[Part of a data file]
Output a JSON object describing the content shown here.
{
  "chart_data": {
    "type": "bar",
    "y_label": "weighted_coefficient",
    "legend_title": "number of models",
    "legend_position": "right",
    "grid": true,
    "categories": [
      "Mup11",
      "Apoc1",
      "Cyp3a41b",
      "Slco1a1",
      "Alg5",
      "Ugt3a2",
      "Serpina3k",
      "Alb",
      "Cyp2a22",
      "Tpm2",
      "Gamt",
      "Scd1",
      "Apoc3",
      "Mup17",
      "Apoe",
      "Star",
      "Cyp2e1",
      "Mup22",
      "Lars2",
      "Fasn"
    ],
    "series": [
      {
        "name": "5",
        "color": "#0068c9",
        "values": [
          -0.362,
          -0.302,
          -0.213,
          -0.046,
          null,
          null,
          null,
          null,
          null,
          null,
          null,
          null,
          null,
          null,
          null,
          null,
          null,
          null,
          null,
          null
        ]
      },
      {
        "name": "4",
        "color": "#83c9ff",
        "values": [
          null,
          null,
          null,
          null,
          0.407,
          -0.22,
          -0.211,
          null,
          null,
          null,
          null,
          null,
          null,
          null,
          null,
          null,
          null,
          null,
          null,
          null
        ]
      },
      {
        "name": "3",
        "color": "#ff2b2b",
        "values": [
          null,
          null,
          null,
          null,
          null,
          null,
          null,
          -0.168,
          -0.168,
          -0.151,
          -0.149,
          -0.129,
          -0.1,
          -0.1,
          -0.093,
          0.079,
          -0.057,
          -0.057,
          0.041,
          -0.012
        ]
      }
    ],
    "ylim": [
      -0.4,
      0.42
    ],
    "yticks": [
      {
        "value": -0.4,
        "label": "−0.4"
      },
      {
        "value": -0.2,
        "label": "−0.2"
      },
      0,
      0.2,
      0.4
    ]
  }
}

Task directions.
Write out the full listing exactly as given.

Output of the exercise.
Output a JSON object describing the content shown here.
{
  "chart_data": {
    "type": "bar",
    "y_label": "weighted_coefficient",
    "legend_title": "number of models",
    "legend_position": "right",
    "grid": true,
    "categories": [
      "Mup11",
      "Apoc1",
      "Cyp3a41b",
      "Slco1a1",
      "Alg5",
      "Ugt3a2",
      "Serpina3k",
      "Alb",
      "Cyp2a22",
      "Tpm2",
      "Gamt",
      "Scd1",
      "Apoc3",
      "Mup17",
      "Apoe",
      "Star",
      "Cyp2e1",
      "Mup22",
      "Lars2",
      "Fasn"
    ],
    "series": [
      {
        "name": "5",
        "color": "#0068c9",
        "values": [
          -0.362,
          -0.302,
          -0.213,
          -0.046,
          null,
          null,
          null,
          null,
          null,
          null,
          null,
          null,
          null,
          null,
          null,
          null,
          null,
          null,
          null,
          null
        ]
      },
      {
        "name": "4",
        "color": "#83c9ff",
        "values": [
          null,
          null,
          null,
          null,
          0.407,
          -0.22,
          -0.211,
          null,
          null,
          null,
          null,
          null,
          null,
          null,
          null,
          null,
          null,
          null,
          null,
          null
        ]
      },
      {
        "name": "3",
        "color": "#ff2b2b",
        "values": [
          null,
          null,
          null,
          null,
          null,
          null,
          null,
          -0.168,
          -0.168,
          -0.151,
          -0.149,
          -0.129,
          -0.1,
          -0.1,
          -0.093,
          0.079,
          -0.057,
          -0.057,
          0.041,
          -0.012
        ]
      }
    ],
    "ylim": [
      -0.4,
      0.42
    ],
    "yticks": [
      {
        "value": -0.4,
        "label": "−0.4"
      },
      {
        "value": -0.2,
        "label": "−0.2"
      },
      0,
      0.2,
      0.4
    ]
  }
}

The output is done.